■ Exercise materials

>>>

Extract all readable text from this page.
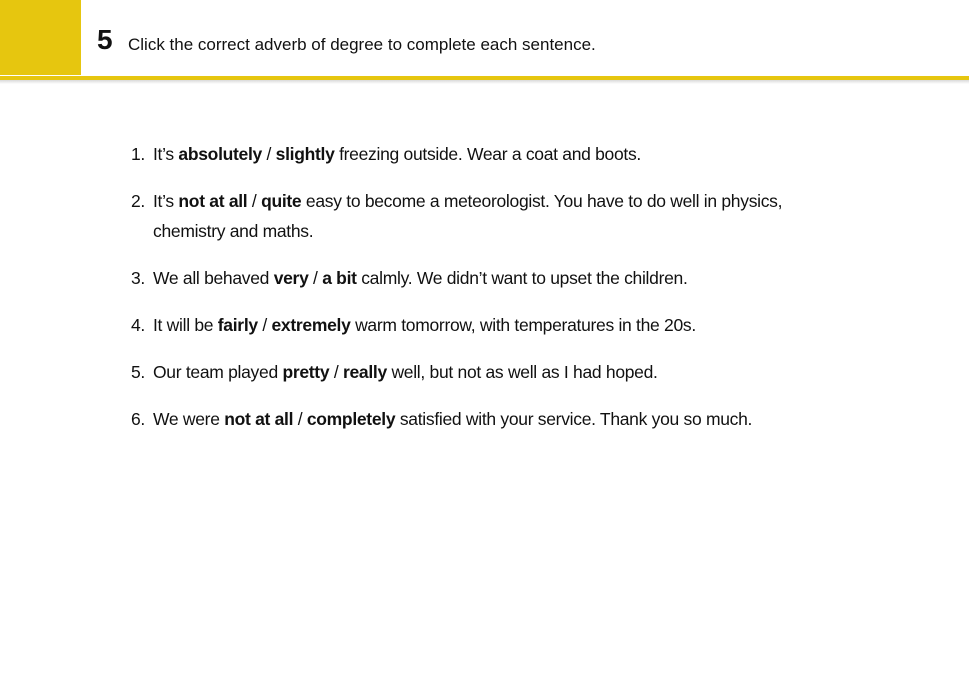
5 Click the correct adverb of degree to complete each sentence.
1. It’s absolutely / slightly freezing outside. Wear a coat and boots.
2. It’s not at all / quite easy to become a meteorologist. You have to do well in physics, chemistry and maths.
3. We all behaved very / a bit calmly. We didn’t want to upset the children.
4. It will be fairly / extremely warm tomorrow, with temperatures in the 20s.
5. Our team played pretty / really well, but not as well as I had hoped.
6. We were not at all / completely satisfied with your service. Thank you so much.
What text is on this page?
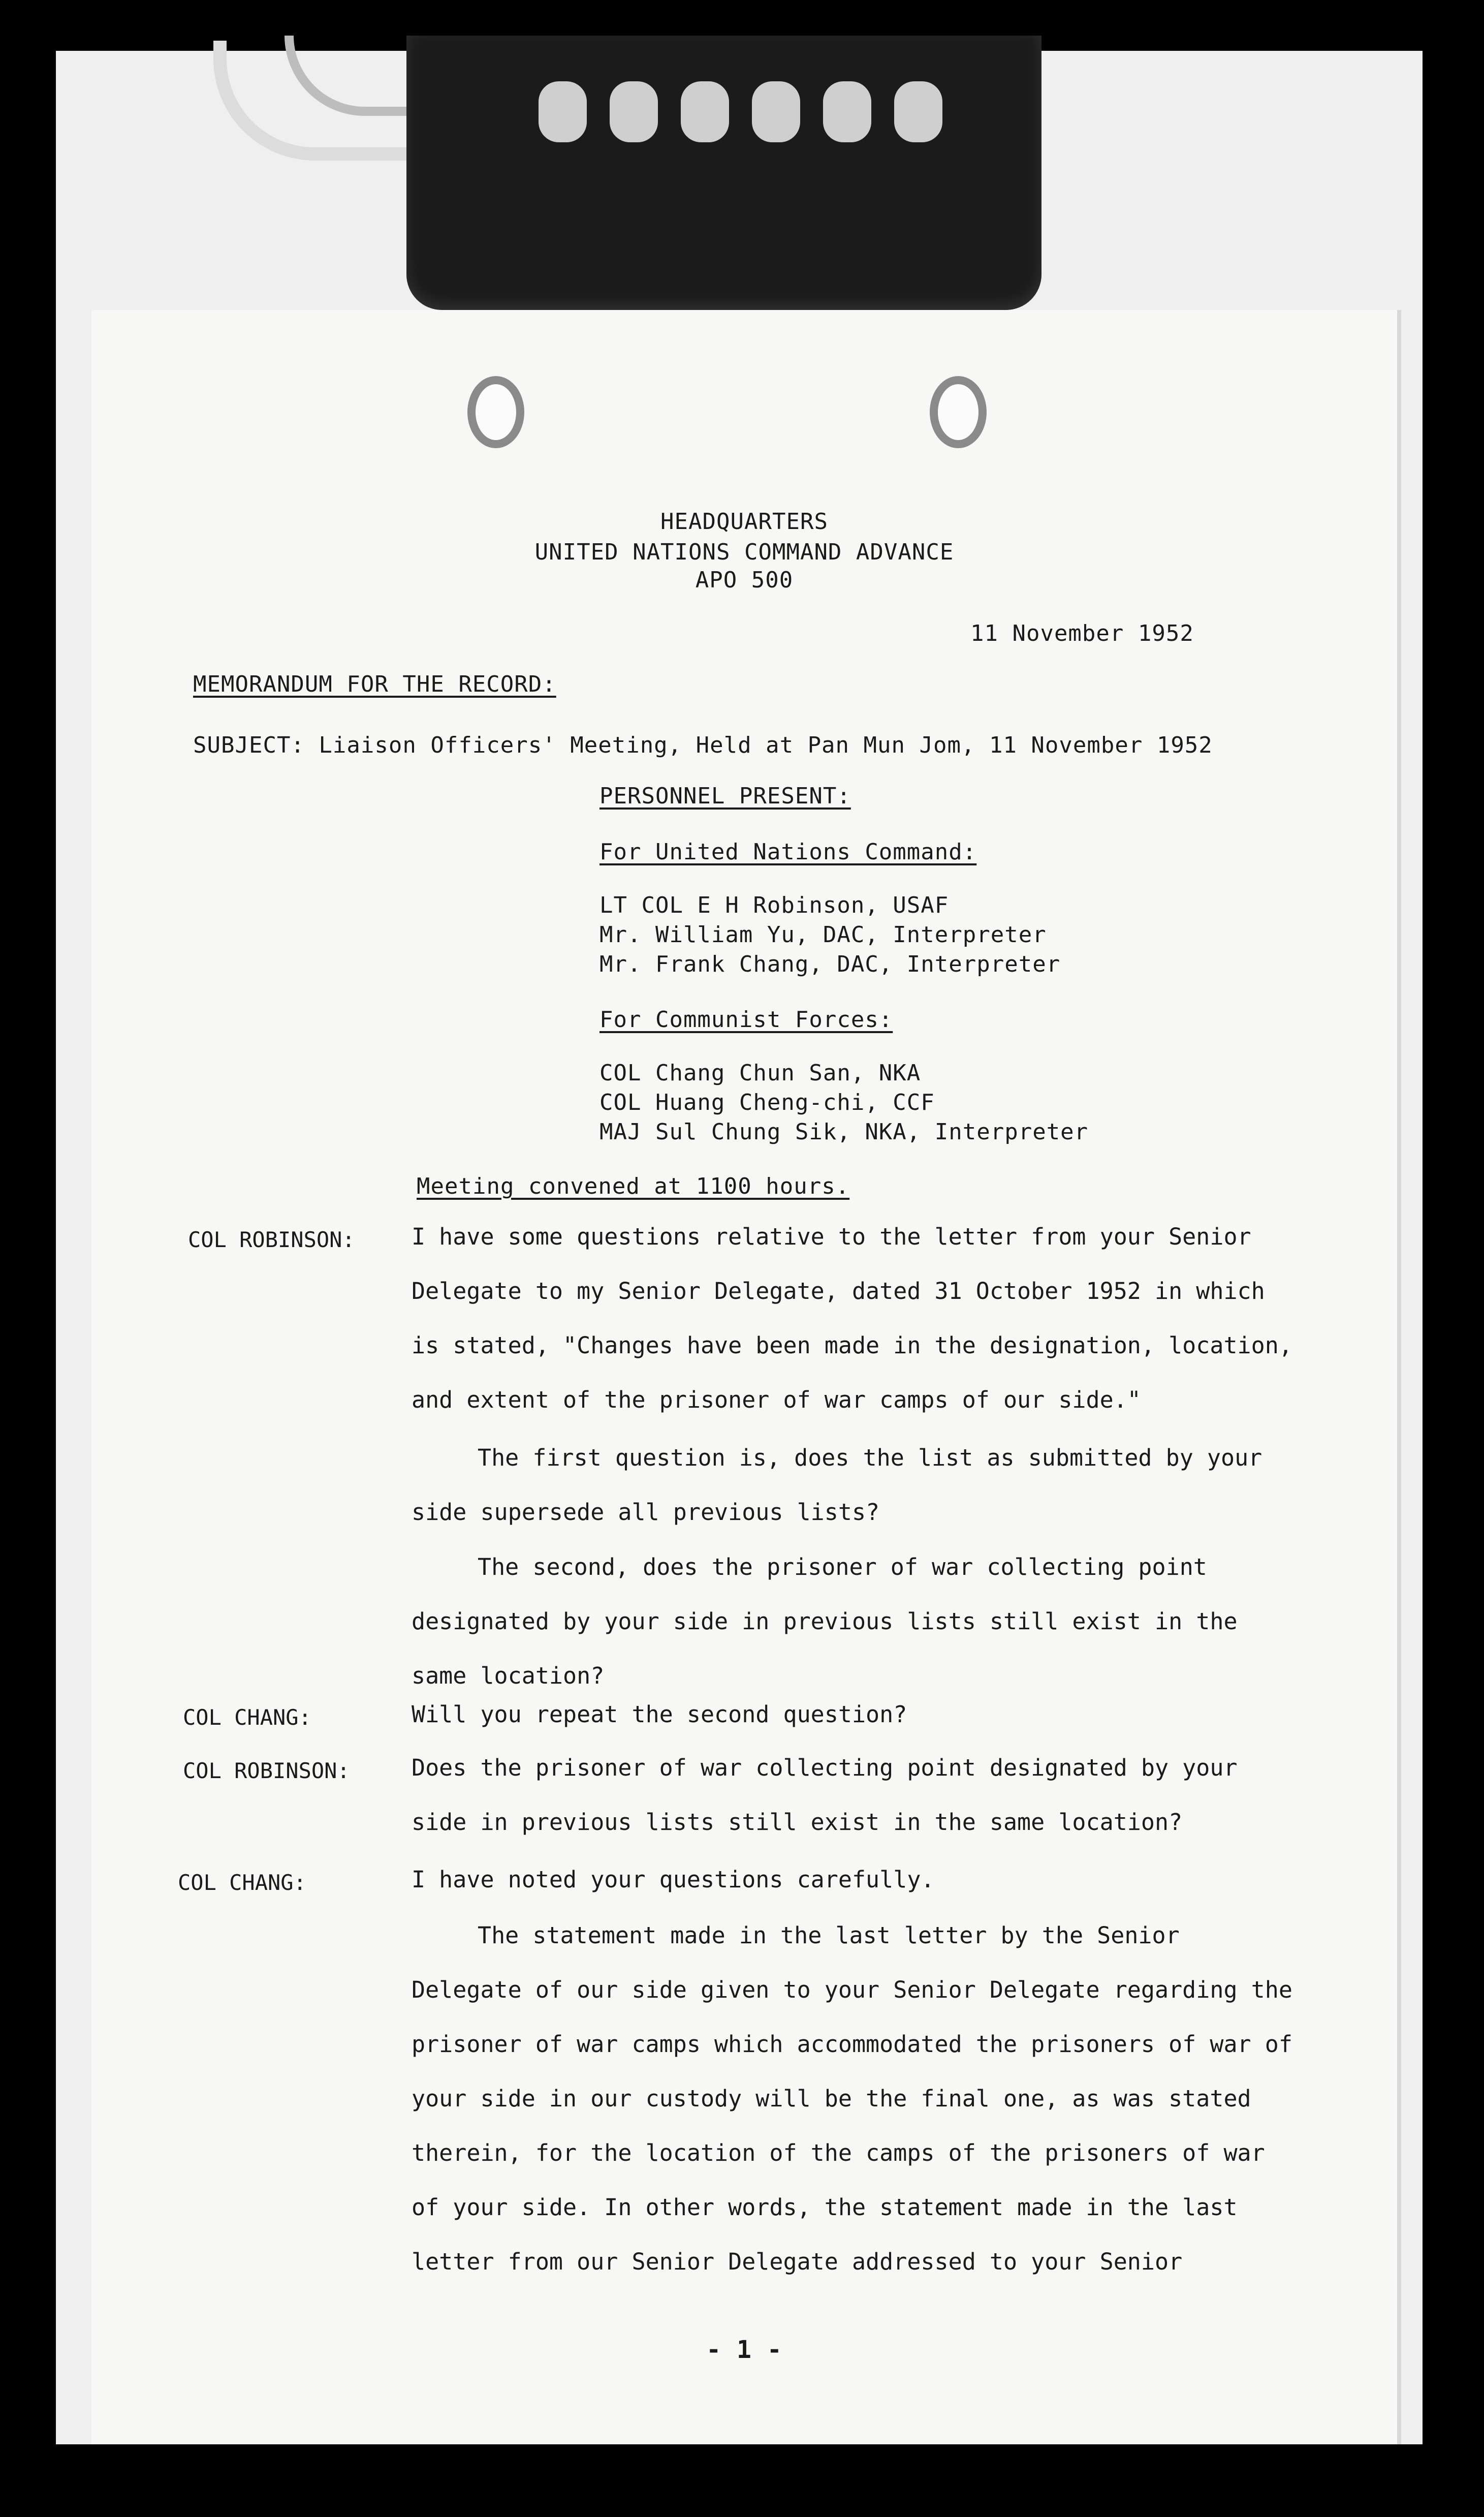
HEADQUARTERS
UNITED NATIONS COMMAND ADVANCE
APO 500
11 November 1952
MEMORANDUM FOR THE RECORD:
SUBJECT: Liaison Officers' Meeting, Held at Pan Mun Jom, 11 November 1952
PERSONNEL PRESENT:
For United Nations Command:
LT COL E H Robinson, USAF
Mr. William Yu, DAC, Interpreter
Mr. Frank Chang, DAC, Interpreter
For Communist Forces:
COL Chang Chun San, NKA
COL Huang Cheng-chi, CCF
MAJ Sul Chung Sik, NKA, Interpreter
Meeting convened at 1100 hours.
COL ROBINSON: I have some questions relative to the letter from your Senior Delegate to my Senior Delegate, dated 31 October 1952 in which is stated, "Changes have been made in the designation, location, and extent of the prisoner of war camps of our side."
The first question is, does the list as submitted by your side supersede all previous lists?
The second, does the prisoner of war collecting point designated by your side in previous lists still exist in the same location?
COL CHANG:	Will you repeat the second question?
COL ROBINSON:	Does the prisoner of war collecting point designated by your side in previous lists still exist in the same location?
COL CHANG:	I have noted your questions carefully.
The statement made in the last letter by the Senior Delegate of our side given to your Senior Delegate regarding the prisoner of war camps which accommodated the prisoners of war of your side in our custody will be the final one, as was stated therein, for the location of the camps of the prisoners of war of your side. In other words, the statement made in the last letter from our Senior Delegate addressed to your Senior
- 1 -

<<<

■ What is asked
Without the pictures, restate each entry exactly.

■ Output for this exercise
Extract all readable text from this page.
5 Click the correct adverb of degree to complete each sentence.
1. It’s absolutely / slightly freezing outside. Wear a coat and boots.
2. It’s not at all / quite easy to become a meteorologist. You have to do well in physics, chemistry and maths.
3. We all behaved very / a bit calmly. We didn’t want to upset the children.
4. It will be fairly / extremely warm tomorrow, with temperatures in the 20s.
5. Our team played pretty / really well, but not as well as I had hoped.
6. We were not at all / completely satisfied with your service. Thank you so much.
What text is on this page?
HEADQUARTERS
UNITED NATIONS COMMAND ADVANCE
APO 500
11 November 1952
MEMORANDUM FOR THE RECORD:
SUBJECT: Liaison Officers' Meeting, Held at Pan Mun Jom, 11 November 1952
PERSONNEL PRESENT:
For United Nations Command:
LT COL E H Robinson, USAF
Mr. William Yu, DAC, Interpreter
Mr. Frank Chang, DAC, Interpreter
For Communist Forces:
COL Chang Chun San, NKA
COL Huang Cheng-chi, CCF
MAJ Sul Chung Sik, NKA, Interpreter
Meeting convened at 1100 hours.
COL ROBINSON: I have some questions relative to the letter from your Senior Delegate to my Senior Delegate, dated 31 October 1952 in which is stated, "Changes have been made in the designation, location, and extent of the prisoner of war camps of our side."
The first question is, does the list as submitted by your side supersede all previous lists?
The second, does the prisoner of war collecting point designated by your side in previous lists still exist in the same location?
COL CHANG:	Will you repeat the second question?
COL ROBINSON:	Does the prisoner of war collecting point designated by your side in previous lists still exist in the same location?
COL CHANG:	I have noted your questions carefully.
The statement made in the last letter by the Senior Delegate of our side given to your Senior Delegate regarding the prisoner of war camps which accommodated the prisoners of war of your side in our custody will be the final one, as was stated therein, for the location of the camps of the prisoners of war of your side. In other words, the statement made in the last letter from our Senior Delegate addressed to your Senior
- 1 -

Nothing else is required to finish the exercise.